--- START Data for the task ---

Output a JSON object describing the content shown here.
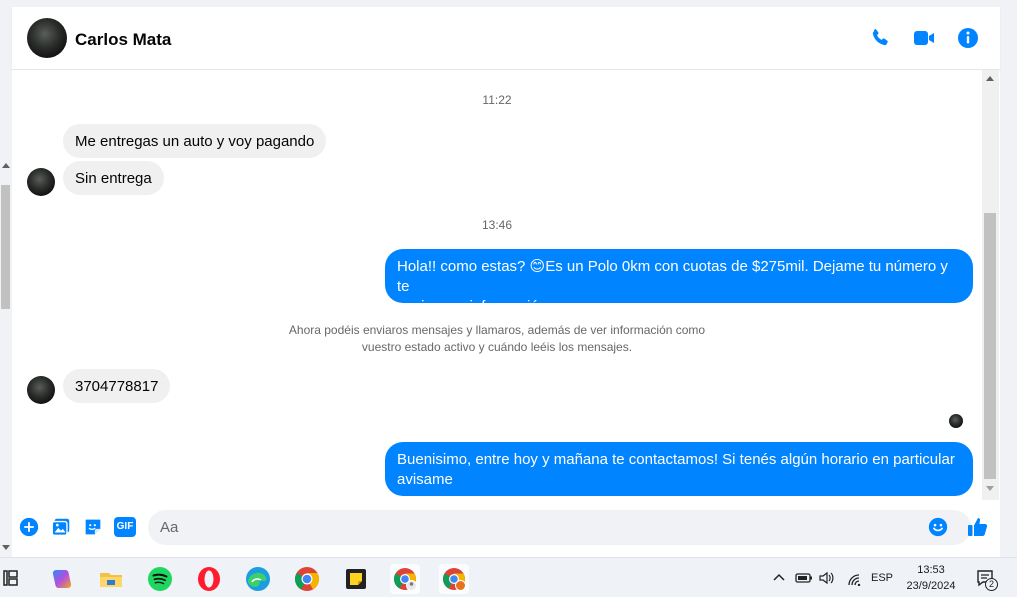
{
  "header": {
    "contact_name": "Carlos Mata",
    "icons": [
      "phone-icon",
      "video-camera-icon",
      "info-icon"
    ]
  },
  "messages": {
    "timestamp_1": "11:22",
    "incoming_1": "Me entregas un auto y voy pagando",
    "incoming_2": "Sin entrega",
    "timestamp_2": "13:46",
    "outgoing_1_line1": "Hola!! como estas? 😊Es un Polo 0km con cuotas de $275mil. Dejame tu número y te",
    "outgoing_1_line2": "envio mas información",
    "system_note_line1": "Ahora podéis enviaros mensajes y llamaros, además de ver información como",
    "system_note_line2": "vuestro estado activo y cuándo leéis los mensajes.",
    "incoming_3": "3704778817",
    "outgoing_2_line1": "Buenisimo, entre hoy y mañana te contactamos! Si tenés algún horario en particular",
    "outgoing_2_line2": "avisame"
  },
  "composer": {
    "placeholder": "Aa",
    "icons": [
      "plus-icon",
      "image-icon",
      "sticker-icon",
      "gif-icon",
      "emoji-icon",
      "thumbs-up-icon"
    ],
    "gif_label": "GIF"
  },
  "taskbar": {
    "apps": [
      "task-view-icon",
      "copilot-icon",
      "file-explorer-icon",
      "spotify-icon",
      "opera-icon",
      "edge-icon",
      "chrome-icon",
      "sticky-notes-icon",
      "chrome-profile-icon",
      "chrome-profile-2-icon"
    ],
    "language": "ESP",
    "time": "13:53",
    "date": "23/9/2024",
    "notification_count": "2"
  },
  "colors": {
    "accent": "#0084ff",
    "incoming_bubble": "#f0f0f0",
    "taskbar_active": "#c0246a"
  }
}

--- END Data for the task ---
--- START Data for the task ---

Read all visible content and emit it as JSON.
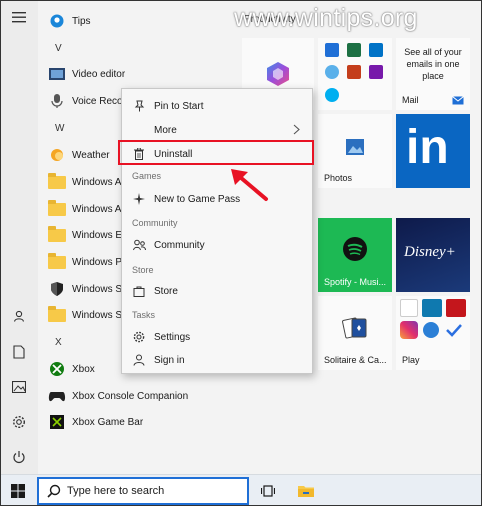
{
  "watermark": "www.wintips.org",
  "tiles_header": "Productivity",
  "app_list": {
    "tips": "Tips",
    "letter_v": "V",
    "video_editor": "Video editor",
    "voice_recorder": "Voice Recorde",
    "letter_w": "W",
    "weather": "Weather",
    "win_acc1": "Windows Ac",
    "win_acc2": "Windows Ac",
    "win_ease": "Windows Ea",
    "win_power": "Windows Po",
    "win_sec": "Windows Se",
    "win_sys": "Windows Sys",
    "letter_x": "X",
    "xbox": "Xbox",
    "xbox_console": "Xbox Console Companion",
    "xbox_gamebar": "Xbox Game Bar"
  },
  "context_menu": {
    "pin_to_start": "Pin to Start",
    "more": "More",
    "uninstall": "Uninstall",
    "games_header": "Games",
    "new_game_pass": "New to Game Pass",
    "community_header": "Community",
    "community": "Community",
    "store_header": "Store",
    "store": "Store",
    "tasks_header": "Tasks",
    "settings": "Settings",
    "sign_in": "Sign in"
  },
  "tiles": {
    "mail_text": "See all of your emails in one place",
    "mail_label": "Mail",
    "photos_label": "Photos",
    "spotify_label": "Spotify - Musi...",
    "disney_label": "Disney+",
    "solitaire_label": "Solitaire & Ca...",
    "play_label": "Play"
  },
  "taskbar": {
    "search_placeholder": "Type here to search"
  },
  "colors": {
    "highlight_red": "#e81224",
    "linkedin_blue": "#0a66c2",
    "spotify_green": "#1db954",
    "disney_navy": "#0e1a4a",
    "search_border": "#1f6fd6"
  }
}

--- END Data for the task ---
--- START Data for the task ---

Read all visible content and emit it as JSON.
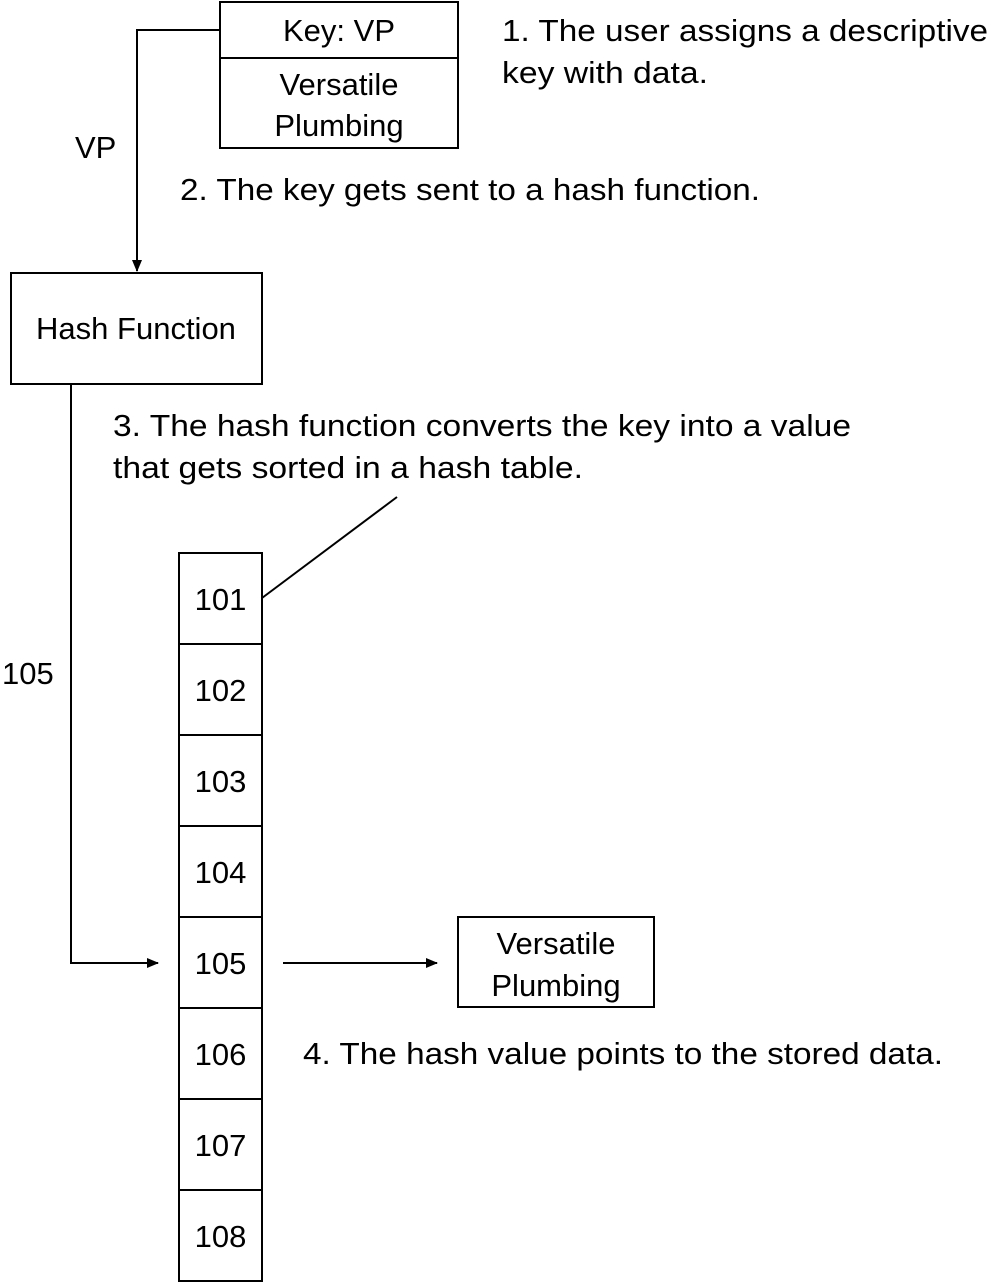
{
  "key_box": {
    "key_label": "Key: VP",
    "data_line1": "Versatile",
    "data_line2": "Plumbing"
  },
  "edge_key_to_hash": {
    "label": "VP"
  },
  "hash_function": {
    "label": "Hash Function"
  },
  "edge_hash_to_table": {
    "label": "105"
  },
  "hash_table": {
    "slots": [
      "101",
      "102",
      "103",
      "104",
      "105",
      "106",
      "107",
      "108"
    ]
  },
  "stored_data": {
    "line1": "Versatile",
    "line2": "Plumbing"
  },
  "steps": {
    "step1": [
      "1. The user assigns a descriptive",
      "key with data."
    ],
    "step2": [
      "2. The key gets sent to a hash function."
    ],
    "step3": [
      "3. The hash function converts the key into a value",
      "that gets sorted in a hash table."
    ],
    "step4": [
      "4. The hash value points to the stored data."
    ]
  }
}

--- END Data for the task ---

**Exercise description**:
Look above for lines with the word "Windows" and copy them all.

**Exercise output**:
    "win_acc1": "Windows Ac",
    "win_acc2": "Windows Ac",
    "win_ease": "Windows Ea",
    "win_power": "Windows Po",
    "win_sec": "Windows Se",
    "win_sys": "Windows Sys",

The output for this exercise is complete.